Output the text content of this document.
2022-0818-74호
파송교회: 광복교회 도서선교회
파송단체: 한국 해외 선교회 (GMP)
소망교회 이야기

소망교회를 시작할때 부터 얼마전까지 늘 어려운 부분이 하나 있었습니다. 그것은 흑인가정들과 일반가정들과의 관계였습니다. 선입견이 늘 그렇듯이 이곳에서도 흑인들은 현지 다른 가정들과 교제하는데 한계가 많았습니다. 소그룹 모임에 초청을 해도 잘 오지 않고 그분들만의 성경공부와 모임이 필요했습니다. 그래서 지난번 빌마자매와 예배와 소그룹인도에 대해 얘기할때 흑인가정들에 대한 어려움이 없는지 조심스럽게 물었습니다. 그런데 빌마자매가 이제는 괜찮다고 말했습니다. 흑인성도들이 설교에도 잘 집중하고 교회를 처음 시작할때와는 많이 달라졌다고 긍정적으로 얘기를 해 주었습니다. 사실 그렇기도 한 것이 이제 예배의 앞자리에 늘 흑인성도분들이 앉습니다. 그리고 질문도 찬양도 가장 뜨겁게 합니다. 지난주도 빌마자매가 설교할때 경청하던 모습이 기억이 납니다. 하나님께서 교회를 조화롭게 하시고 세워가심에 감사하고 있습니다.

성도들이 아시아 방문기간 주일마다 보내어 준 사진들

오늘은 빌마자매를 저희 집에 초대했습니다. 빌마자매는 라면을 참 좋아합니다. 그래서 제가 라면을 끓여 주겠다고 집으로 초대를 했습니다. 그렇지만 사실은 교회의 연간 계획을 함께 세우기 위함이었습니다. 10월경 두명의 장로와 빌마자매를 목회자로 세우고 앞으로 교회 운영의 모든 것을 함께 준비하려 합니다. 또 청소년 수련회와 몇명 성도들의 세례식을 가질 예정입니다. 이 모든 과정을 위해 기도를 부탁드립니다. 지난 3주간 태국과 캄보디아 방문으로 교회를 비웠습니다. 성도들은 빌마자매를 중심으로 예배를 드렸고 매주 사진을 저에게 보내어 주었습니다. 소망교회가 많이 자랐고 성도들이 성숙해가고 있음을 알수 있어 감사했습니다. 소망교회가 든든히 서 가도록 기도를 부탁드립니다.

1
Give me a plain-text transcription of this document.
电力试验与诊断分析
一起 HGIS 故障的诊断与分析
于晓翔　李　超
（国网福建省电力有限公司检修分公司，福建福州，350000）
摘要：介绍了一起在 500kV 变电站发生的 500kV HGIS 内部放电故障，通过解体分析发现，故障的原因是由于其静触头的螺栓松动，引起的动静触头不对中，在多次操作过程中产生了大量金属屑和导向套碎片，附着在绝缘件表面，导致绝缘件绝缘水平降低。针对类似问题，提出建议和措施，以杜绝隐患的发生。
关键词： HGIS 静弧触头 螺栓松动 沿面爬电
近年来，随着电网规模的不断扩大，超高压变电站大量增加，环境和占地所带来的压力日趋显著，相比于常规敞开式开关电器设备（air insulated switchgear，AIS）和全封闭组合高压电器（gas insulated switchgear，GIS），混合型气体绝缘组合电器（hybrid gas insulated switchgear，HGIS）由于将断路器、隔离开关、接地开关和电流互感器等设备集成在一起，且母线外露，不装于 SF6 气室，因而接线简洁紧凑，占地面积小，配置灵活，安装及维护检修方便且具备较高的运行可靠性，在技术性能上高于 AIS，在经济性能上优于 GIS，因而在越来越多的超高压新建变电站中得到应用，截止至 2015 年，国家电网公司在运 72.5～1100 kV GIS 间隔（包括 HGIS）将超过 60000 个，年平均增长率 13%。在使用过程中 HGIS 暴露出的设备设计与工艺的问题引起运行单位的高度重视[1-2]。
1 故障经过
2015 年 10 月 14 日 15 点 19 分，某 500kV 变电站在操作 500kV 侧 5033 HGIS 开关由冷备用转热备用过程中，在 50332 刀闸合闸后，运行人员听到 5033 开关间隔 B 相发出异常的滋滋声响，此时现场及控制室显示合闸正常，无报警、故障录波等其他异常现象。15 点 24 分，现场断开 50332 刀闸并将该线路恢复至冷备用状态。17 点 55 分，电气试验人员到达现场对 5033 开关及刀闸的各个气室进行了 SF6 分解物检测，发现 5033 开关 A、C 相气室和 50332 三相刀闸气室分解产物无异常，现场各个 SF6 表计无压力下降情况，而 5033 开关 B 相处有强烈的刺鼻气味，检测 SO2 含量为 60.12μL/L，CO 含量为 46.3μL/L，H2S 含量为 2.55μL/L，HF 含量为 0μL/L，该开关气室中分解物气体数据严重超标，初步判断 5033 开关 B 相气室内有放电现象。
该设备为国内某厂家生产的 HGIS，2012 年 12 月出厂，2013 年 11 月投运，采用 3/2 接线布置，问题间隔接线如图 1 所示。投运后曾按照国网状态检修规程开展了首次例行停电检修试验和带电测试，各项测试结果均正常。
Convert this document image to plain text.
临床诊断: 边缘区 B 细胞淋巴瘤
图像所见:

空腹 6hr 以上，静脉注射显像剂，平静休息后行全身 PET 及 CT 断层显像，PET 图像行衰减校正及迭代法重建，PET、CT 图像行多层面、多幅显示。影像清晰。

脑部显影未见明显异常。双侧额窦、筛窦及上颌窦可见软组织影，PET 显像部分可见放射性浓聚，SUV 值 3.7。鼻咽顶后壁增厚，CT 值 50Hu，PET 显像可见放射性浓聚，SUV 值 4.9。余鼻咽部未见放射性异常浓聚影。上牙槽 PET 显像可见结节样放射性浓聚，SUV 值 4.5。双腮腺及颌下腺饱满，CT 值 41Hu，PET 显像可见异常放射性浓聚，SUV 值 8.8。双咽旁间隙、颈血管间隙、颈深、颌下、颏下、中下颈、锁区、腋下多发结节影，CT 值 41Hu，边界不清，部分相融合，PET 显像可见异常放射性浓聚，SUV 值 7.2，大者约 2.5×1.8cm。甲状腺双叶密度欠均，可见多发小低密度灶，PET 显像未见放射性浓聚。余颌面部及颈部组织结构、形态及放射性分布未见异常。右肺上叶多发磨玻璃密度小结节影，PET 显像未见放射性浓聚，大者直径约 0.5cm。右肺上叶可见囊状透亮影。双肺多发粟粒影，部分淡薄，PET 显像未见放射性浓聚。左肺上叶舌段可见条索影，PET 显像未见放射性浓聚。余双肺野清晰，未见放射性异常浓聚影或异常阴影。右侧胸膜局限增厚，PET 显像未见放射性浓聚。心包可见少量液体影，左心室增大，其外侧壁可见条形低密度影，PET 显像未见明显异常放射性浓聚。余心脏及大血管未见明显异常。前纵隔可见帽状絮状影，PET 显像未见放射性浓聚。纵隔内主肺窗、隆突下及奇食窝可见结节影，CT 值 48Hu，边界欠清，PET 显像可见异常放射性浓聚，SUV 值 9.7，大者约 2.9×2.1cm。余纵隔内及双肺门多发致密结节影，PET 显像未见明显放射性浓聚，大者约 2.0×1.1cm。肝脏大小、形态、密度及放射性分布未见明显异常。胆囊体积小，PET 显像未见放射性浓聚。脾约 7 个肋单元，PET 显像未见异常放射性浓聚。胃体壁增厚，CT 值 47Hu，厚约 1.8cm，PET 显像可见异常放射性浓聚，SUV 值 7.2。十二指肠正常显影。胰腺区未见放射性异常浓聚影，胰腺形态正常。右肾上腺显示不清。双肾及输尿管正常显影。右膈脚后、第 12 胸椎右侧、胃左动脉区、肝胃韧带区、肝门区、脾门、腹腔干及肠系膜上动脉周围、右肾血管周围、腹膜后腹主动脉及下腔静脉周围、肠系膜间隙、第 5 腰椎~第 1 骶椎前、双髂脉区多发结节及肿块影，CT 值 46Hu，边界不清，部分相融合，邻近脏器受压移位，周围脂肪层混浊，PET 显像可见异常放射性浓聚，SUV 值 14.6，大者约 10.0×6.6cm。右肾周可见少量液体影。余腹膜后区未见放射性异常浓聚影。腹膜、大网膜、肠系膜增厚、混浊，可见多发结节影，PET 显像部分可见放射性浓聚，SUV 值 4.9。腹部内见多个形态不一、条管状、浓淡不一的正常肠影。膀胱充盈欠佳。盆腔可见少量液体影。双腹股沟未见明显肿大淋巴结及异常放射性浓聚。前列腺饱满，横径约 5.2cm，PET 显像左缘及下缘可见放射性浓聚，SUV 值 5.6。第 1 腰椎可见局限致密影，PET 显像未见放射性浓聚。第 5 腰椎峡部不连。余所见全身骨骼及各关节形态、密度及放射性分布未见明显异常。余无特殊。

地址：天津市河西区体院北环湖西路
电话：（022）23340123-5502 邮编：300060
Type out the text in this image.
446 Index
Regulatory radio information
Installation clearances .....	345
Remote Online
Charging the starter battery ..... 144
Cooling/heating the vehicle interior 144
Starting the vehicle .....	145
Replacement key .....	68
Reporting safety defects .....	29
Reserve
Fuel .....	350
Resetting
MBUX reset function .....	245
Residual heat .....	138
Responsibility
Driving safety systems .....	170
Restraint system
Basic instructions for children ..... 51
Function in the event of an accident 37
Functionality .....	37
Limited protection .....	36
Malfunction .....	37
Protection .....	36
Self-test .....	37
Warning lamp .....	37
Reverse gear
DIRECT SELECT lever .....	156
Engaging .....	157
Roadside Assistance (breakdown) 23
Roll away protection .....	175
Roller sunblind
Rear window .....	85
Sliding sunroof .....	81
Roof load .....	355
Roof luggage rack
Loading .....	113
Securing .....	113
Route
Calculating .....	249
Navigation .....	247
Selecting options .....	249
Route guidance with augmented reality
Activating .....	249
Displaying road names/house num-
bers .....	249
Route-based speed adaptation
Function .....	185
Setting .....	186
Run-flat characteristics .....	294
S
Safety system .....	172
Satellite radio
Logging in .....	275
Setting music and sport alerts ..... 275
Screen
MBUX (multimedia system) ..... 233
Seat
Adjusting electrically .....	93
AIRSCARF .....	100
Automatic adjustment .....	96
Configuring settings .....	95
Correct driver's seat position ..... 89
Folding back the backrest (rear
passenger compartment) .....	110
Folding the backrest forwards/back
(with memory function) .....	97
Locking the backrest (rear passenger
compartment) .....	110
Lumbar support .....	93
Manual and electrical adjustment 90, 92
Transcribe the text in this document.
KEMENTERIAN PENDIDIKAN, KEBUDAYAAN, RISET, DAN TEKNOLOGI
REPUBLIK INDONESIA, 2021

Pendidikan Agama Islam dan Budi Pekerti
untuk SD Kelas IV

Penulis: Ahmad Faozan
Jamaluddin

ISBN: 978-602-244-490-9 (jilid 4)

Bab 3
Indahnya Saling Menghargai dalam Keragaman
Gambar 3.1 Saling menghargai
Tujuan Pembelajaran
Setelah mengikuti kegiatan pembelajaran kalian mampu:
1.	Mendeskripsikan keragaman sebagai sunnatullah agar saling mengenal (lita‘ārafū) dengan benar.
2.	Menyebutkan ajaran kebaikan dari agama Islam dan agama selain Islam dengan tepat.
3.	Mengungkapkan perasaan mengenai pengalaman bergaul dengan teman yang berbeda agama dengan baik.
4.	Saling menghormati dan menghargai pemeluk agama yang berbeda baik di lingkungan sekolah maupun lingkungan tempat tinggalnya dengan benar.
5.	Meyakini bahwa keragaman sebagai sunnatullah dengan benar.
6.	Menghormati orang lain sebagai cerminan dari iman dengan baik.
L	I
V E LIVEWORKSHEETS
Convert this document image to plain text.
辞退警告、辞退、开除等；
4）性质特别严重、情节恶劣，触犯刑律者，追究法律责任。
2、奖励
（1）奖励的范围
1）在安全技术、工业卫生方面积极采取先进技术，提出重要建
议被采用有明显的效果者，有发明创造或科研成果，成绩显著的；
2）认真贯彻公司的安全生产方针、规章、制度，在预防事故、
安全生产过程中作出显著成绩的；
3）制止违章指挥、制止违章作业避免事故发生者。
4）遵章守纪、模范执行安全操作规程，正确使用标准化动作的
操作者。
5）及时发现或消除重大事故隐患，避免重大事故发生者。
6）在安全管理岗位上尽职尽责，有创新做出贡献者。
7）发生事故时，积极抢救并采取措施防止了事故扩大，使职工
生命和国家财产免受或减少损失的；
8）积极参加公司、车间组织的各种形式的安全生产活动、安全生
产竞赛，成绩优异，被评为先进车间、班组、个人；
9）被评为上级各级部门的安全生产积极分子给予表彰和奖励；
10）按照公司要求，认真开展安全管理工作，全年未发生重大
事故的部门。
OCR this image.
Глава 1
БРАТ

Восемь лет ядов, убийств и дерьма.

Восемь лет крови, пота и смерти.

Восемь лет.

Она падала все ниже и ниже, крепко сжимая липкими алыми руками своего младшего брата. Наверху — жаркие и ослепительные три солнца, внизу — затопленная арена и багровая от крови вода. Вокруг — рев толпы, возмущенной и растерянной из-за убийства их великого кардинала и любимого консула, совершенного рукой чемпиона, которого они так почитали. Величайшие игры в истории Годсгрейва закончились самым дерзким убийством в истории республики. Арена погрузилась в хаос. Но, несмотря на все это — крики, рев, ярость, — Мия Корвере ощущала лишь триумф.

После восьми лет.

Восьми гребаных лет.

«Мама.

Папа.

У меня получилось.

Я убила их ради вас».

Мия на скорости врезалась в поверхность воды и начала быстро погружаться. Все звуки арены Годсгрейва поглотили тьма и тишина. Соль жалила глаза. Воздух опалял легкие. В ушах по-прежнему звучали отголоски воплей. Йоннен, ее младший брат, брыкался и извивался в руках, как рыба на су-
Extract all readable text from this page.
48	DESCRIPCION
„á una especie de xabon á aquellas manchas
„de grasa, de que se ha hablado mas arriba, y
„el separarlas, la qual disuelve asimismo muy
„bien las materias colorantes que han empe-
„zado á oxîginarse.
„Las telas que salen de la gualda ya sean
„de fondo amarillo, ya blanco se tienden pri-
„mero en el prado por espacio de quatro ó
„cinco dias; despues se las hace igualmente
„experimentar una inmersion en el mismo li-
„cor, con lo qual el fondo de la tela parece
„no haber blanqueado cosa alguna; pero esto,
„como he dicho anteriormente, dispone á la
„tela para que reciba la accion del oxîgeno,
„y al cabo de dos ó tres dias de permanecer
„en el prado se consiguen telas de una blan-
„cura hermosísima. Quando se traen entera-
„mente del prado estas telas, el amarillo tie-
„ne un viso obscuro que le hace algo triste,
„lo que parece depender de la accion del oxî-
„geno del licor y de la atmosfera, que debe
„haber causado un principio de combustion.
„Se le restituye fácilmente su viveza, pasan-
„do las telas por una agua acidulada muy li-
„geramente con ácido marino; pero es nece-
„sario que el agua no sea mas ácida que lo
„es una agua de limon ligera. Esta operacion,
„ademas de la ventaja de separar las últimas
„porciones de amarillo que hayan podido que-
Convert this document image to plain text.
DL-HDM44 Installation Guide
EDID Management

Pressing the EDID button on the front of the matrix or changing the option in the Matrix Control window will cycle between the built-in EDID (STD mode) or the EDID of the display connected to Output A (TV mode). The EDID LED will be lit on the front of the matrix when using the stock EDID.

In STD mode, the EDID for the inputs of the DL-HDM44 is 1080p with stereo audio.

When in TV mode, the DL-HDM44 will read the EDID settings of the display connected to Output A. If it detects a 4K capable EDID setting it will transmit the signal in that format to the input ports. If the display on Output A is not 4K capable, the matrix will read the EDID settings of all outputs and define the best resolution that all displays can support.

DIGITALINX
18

+++++

Task prompt —
Choose all lines containing the string "Route" and copy them out.

In response —
Route
Route guidance with augmented reality
Route-based speed adaptation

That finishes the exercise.